Passage fourni:
Voici le texte de la conférence que j'ai donnée en accompagnement d'un concert du chœur Bagat'elles le 21 décembre 2025 au Théâtre Le Colombier aux Cabannes près de Cordes-sur-Ciel
1.
Bonjour. Un concert constitué exclusivement d’œuvres de compositrices ? Peut-être une surprise pour certaines ou certains d’entre vous ?
Les livres, l’enseignement de la musique au collège et dans les écoles de musique et les conservatoires, les programmes des concerts, les catalogues des disques, nous ont habitué à une histoire de la musique composée au masculin.
Depuis une dizaine d’années, pour des raisons sur lesquelles je reviendrai plus loin, on entend plus parler de compositrices, du passé ou contemporaines. Mais encore maintenant, si l’on demande à des mélomanes de citer des noms, il est rare que la liste dépasse le nombre des doigts d’une main.
Pourtant, vous venez d’entendre trois œuvres composées par des musiciennes du XIXe siècle. Pauline Viardot, née en 1821, Cécile Chaminade, née en 1857, et Mélanie Bonis, née en 1858. Des musiciennes ont donc pu, autrefois, faire carrière comme compositrices. Comment est-ce donc arrivé ?

Objectif 1: Reprenez mot pour mot les lignes du listing, depuis sa toute première ligne jusqu'à celle qui contient "column-3 [605, 110, 839, 627]", cette dernière comprise.
Le listing qui suit n'a aucun rapport avec le texte de la conférence.

Lignes enregistrées:

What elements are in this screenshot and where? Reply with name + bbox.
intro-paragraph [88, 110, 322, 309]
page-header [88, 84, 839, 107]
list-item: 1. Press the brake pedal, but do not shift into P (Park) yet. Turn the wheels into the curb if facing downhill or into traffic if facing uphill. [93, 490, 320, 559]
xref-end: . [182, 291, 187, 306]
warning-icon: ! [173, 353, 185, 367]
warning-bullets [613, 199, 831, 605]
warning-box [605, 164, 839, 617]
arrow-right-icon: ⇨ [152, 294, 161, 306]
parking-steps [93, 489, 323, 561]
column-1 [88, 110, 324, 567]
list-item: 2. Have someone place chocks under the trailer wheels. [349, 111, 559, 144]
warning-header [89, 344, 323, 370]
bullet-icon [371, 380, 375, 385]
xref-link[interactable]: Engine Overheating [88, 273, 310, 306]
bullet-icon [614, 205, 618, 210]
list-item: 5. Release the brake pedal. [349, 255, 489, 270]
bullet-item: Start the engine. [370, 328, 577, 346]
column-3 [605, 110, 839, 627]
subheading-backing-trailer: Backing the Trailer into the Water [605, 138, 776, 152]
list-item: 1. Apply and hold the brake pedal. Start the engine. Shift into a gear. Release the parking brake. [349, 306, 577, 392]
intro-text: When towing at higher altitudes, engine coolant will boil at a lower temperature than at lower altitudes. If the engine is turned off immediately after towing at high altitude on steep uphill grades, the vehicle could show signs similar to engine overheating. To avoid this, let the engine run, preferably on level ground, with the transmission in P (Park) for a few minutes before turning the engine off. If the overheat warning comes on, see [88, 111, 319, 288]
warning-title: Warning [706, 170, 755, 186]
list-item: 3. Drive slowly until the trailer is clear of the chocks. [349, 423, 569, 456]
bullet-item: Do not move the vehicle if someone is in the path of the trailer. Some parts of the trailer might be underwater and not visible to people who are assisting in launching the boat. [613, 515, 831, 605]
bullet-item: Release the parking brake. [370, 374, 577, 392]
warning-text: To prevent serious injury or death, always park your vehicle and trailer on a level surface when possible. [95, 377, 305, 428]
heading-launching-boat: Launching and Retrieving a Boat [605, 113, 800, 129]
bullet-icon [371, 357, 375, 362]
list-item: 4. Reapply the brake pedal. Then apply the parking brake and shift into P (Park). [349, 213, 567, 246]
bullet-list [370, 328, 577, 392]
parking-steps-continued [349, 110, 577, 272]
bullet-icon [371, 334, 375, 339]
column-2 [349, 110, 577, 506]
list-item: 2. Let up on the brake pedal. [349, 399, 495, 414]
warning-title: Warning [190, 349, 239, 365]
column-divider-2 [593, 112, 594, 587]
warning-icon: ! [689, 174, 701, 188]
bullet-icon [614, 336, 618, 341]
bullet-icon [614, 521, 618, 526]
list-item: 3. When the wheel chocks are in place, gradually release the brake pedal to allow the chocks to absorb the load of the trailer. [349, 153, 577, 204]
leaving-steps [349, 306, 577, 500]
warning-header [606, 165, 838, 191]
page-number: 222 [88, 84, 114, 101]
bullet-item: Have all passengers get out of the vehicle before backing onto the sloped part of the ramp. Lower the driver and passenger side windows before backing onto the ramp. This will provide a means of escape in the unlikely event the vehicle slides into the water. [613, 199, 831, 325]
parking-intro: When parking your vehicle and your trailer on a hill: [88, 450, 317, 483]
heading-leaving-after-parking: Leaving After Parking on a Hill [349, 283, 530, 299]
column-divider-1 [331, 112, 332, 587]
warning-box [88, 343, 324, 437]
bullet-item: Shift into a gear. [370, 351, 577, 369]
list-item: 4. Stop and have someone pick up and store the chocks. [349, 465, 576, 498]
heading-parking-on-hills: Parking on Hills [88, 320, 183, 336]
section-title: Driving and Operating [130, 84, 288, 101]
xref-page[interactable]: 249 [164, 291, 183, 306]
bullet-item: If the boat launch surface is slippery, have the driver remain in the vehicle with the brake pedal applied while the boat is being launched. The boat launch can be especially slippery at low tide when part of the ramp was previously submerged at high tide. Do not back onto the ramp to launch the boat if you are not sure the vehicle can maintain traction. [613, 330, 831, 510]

Objectif 2: Recopiez à l'identique le passage du texte de la conférence qui commence par "Les livres, l’enseignement" et se poursuit jusqu'à "donc arrivé ?".

Réponse rédigée 1:
What elements are in this screenshot and where? Reply with name + bbox.
intro-paragraph [88, 110, 322, 309]
page-header [88, 84, 839, 107]
list-item: 1. Press the brake pedal, but do not shift into P (Park) yet. Turn the wheels into the curb if facing downhill or into traffic if facing uphill. [93, 490, 320, 559]
xref-end: . [182, 291, 187, 306]
warning-icon: ! [173, 353, 185, 367]
warning-bullets [613, 199, 831, 605]
warning-box [605, 164, 839, 617]
arrow-right-icon: ⇨ [152, 294, 161, 306]
parking-steps [93, 489, 323, 561]
column-1 [88, 110, 324, 567]
list-item: 2. Have someone place chocks under the trailer wheels. [349, 111, 559, 144]
warning-header [89, 344, 323, 370]
bullet-icon [371, 380, 375, 385]
xref-link[interactable]: Engine Overheating [88, 273, 310, 306]
bullet-icon [614, 205, 618, 210]
list-item: 5. Release the brake pedal. [349, 255, 489, 270]
bullet-item: Start the engine. [370, 328, 577, 346]
column-3 [605, 110, 839, 627]

Réponse rédigée 2:
Les livres, l’enseignement de la musique au collège et dans les écoles de musique et les conservatoires, les programmes des concerts, les catalogues des disques, nous ont habitué à une histoire de la musique composée au masculin.
Depuis une dizaine d’années, pour des raisons sur lesquelles je reviendrai plus loin, on entend plus parler de compositrices, du passé ou contemporaines. Mais encore maintenant, si l’on demande à des mélomanes de citer des noms, il est rare que la liste dépasse le nombre des doigts d’une main.
Pourtant, vous venez d’entendre trois œuvres composées par des musiciennes du XIXe siècle. Pauline Viardot, née en 1821, Cécile Chaminade, née en 1857, et Mélanie Bonis, née en 1858. Des musiciennes ont donc pu, autrefois, faire carrière comme compositrices. Comment est-ce donc arrivé ?